Aim of the exercise: Pick every line from the data that holds the word "text".

Rows:

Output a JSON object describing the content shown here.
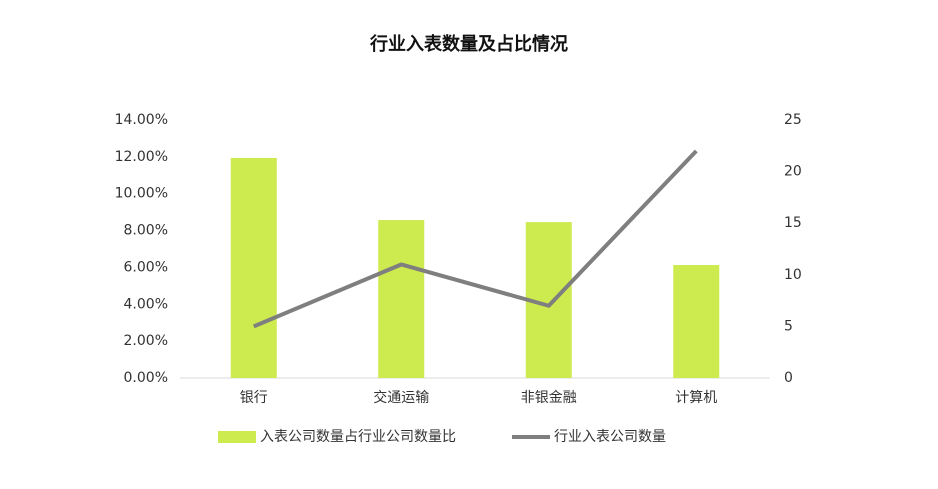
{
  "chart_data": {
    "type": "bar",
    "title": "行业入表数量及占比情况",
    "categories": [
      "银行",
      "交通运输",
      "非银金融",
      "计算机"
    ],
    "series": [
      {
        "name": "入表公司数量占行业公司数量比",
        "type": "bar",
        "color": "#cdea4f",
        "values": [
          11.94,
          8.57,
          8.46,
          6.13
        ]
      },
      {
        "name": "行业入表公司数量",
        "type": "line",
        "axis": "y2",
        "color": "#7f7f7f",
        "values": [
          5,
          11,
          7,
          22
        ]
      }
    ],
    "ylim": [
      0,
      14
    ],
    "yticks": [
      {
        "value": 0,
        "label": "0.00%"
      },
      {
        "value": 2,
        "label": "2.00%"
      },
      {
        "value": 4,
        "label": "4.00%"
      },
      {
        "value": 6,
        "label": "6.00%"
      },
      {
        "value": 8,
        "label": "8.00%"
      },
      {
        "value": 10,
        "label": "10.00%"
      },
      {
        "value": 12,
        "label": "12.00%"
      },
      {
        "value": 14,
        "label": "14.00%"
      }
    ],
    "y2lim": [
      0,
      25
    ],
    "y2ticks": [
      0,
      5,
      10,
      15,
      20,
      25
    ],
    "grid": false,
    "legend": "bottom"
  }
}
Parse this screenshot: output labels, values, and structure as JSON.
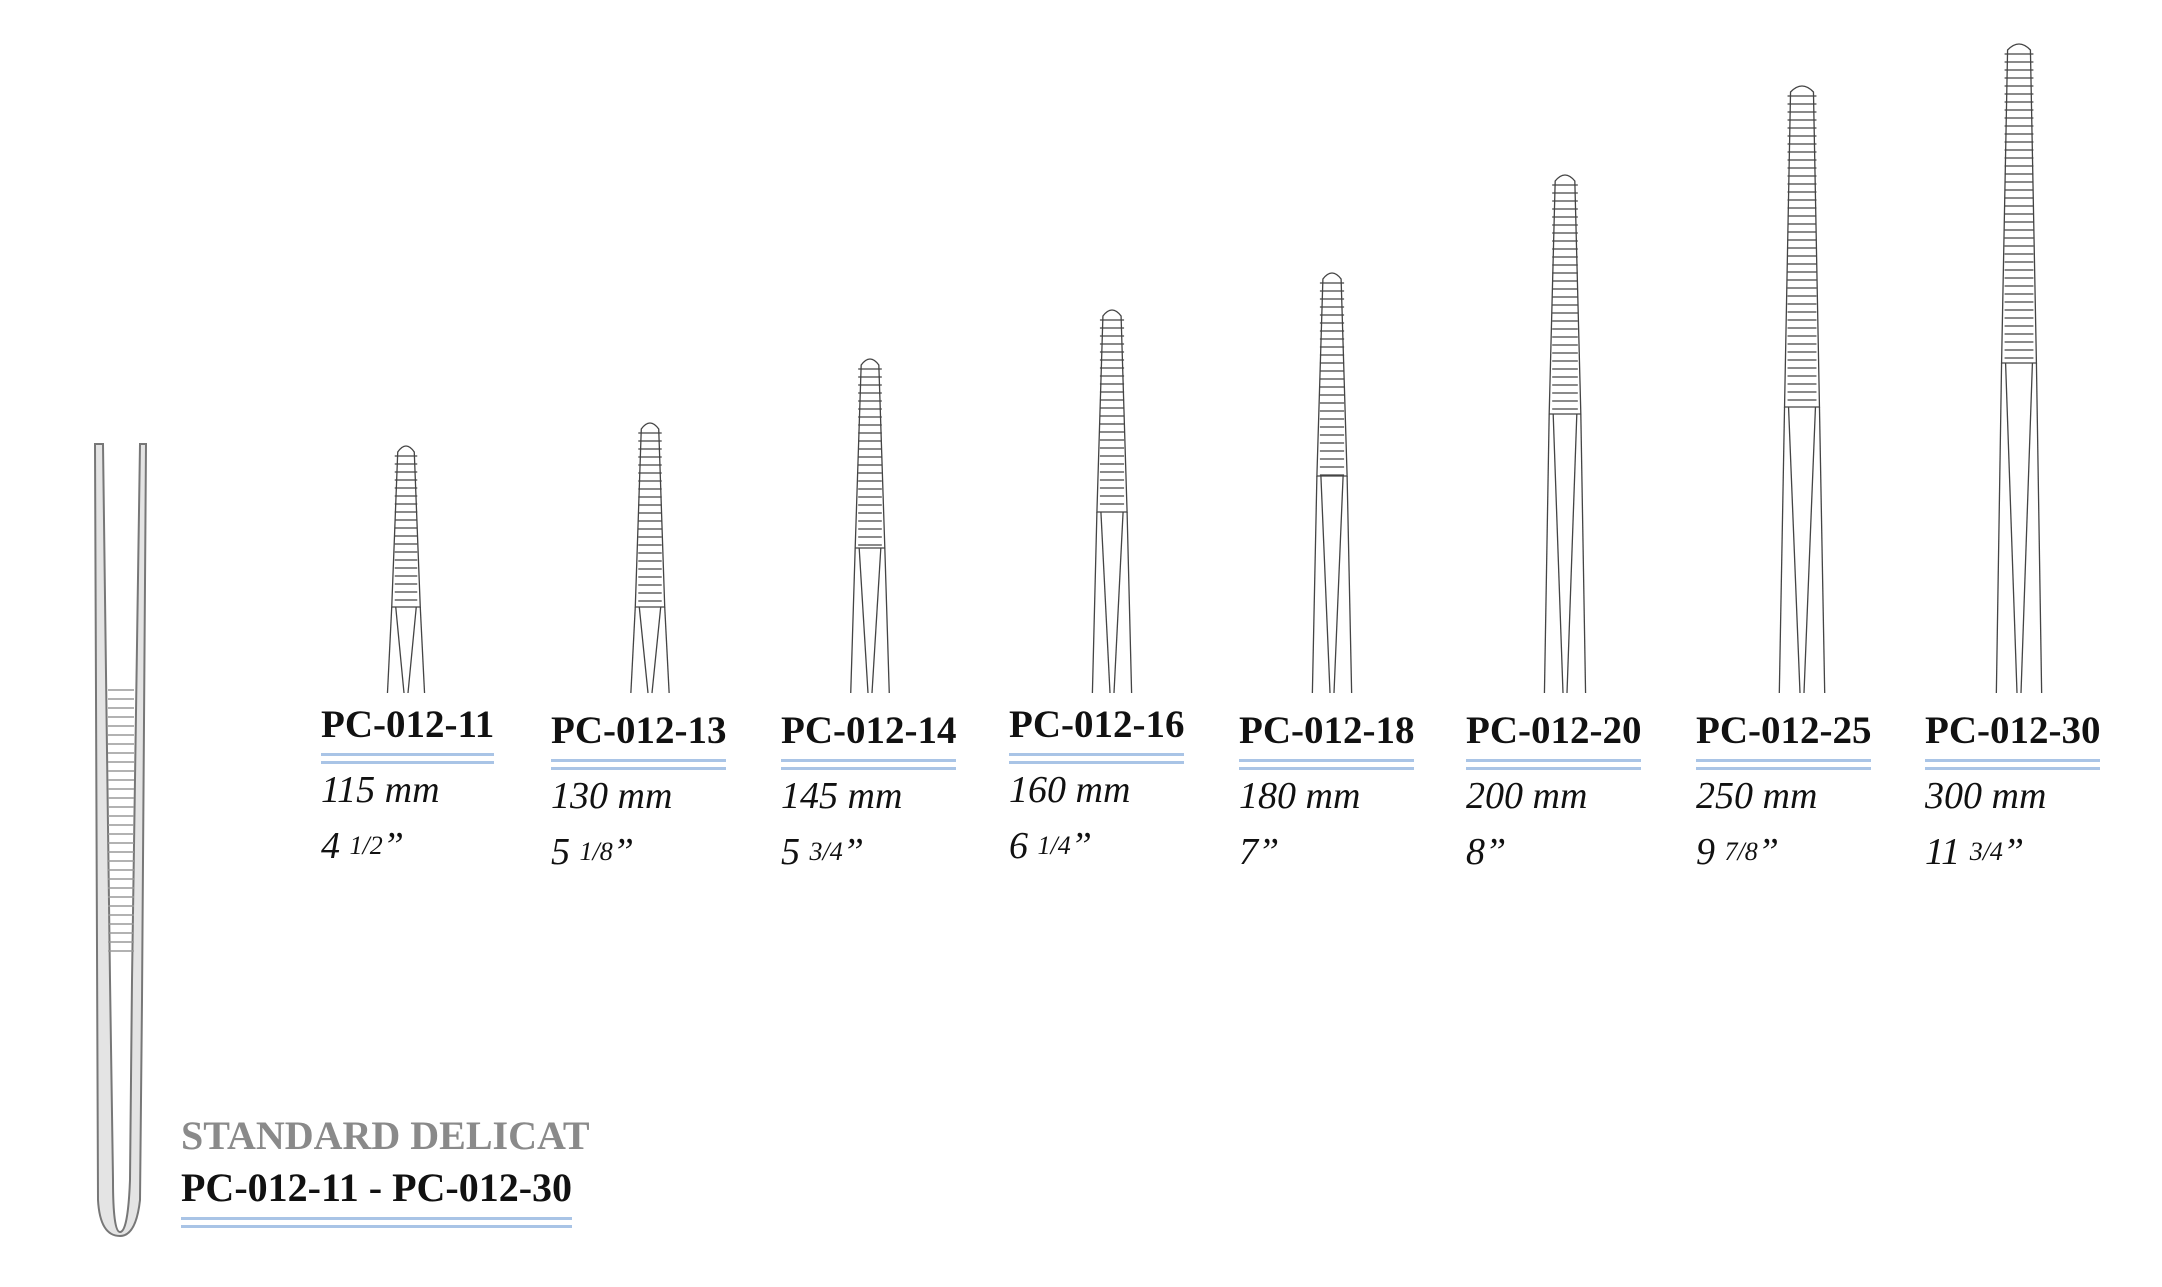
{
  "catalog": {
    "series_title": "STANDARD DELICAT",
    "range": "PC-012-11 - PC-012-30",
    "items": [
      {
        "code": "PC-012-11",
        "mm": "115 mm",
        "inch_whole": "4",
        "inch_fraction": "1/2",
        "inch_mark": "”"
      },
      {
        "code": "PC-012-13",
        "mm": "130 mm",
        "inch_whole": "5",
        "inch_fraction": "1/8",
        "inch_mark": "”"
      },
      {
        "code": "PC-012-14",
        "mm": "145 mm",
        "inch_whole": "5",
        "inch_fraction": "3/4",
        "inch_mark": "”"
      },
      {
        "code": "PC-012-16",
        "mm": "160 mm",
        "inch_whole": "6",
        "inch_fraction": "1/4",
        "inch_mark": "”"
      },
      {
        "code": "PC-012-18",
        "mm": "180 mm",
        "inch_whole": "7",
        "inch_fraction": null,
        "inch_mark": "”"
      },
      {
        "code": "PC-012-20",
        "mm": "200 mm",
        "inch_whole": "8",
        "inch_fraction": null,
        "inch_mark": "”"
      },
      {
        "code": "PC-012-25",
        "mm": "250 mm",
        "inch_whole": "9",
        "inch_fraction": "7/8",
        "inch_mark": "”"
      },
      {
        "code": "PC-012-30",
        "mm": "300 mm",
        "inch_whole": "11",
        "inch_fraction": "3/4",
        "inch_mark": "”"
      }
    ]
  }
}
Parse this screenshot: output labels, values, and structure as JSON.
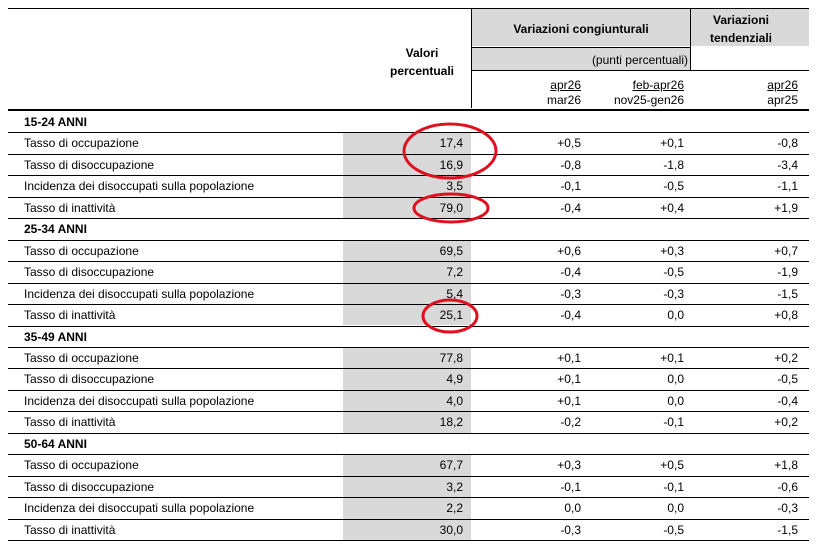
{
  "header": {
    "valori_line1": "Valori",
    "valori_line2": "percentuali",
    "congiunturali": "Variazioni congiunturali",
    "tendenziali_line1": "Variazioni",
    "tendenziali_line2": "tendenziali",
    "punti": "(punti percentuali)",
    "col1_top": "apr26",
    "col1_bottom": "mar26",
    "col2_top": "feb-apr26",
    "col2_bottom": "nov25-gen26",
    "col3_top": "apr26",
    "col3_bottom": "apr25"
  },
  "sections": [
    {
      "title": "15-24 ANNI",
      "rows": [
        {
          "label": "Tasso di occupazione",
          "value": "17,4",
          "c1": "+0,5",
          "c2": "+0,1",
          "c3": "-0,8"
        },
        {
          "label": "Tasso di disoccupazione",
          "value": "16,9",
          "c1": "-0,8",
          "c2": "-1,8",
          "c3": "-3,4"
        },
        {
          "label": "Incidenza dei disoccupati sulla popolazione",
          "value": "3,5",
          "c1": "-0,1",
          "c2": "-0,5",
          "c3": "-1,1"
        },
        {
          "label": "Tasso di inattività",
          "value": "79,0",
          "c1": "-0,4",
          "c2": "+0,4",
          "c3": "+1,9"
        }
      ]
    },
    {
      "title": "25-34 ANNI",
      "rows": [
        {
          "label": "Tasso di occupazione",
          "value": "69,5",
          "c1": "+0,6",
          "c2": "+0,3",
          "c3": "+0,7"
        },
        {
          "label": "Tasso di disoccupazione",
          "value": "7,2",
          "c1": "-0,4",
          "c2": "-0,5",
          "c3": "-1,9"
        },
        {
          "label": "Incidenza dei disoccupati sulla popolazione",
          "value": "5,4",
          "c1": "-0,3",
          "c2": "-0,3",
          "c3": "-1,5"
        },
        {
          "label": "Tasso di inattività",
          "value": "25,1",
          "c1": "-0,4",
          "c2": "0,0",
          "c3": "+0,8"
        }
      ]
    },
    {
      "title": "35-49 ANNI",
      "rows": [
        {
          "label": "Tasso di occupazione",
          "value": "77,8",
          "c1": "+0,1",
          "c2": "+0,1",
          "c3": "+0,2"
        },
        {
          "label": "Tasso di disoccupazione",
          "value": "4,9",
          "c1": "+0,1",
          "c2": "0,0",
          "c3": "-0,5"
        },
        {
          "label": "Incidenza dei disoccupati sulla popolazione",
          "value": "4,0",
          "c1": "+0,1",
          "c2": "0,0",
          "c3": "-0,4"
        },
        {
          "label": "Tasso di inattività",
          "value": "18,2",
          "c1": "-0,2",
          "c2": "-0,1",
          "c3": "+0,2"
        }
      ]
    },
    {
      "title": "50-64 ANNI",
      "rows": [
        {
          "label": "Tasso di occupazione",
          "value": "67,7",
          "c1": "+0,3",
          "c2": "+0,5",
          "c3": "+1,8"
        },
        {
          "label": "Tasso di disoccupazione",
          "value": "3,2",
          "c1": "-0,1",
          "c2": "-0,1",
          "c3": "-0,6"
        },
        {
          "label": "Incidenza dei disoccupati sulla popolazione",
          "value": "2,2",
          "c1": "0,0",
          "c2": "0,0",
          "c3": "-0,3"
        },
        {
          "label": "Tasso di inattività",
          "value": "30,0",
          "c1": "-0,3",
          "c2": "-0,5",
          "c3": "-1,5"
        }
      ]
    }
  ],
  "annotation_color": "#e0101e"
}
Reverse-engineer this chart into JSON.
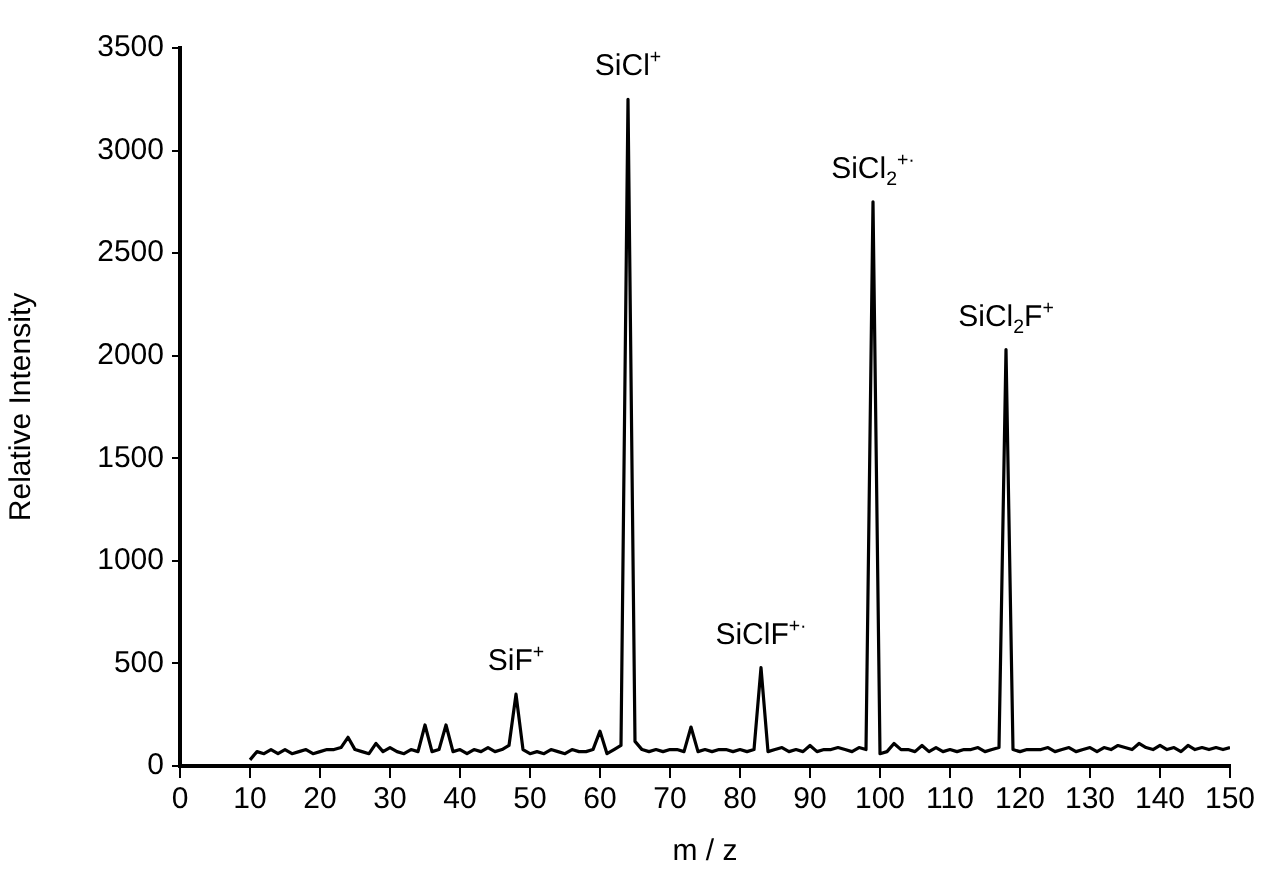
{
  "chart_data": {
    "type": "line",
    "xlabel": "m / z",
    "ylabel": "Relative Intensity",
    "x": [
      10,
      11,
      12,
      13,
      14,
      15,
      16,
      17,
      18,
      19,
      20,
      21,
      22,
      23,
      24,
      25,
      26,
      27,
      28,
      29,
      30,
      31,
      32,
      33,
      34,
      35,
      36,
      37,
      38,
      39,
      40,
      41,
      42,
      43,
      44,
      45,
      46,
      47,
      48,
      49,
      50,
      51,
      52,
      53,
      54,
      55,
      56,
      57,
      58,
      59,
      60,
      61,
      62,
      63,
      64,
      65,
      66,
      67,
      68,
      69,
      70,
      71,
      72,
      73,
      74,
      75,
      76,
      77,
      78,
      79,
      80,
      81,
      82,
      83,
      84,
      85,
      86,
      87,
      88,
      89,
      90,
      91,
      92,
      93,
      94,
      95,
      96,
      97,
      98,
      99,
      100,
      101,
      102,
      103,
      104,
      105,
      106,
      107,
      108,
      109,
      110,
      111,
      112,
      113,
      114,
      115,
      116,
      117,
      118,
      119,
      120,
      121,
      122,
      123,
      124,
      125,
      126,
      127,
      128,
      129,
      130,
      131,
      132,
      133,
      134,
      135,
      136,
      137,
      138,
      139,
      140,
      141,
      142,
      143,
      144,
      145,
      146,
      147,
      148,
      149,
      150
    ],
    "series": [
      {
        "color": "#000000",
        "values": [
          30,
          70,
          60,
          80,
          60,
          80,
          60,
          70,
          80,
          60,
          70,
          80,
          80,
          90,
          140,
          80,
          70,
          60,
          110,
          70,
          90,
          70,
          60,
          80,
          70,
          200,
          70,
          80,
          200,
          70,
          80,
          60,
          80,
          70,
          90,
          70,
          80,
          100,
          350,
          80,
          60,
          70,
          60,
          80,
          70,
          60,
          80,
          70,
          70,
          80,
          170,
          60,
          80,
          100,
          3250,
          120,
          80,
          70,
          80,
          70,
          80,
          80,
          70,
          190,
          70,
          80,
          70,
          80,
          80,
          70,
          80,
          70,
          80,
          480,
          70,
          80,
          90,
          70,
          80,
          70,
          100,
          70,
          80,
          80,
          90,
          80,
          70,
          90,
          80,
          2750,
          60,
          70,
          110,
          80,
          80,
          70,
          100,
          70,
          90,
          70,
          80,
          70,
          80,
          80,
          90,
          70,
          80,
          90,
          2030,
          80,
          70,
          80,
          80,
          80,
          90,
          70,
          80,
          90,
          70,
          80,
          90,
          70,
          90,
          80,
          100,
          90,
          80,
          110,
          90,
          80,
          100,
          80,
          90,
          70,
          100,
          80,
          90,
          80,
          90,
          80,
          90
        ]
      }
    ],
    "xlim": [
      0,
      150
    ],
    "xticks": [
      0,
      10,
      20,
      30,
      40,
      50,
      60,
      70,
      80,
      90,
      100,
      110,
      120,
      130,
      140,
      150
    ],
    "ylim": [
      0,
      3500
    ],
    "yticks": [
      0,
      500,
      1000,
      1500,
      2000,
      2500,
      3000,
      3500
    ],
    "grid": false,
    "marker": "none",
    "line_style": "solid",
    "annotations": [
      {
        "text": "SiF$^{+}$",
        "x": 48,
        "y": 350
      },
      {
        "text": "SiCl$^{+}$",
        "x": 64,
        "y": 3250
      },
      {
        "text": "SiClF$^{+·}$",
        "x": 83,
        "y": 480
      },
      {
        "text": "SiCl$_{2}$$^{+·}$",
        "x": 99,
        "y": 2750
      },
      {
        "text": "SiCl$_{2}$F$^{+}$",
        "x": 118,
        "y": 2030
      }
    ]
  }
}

Worked answer:
        "text": "SiF$^{+}$",
        "text": "SiCl$^{+}$",
        "text": "SiClF$^{+·}$",
        "text": "SiCl$_{2}$$^{+·}$",
        "text": "SiCl$_{2}$F$^{+}$",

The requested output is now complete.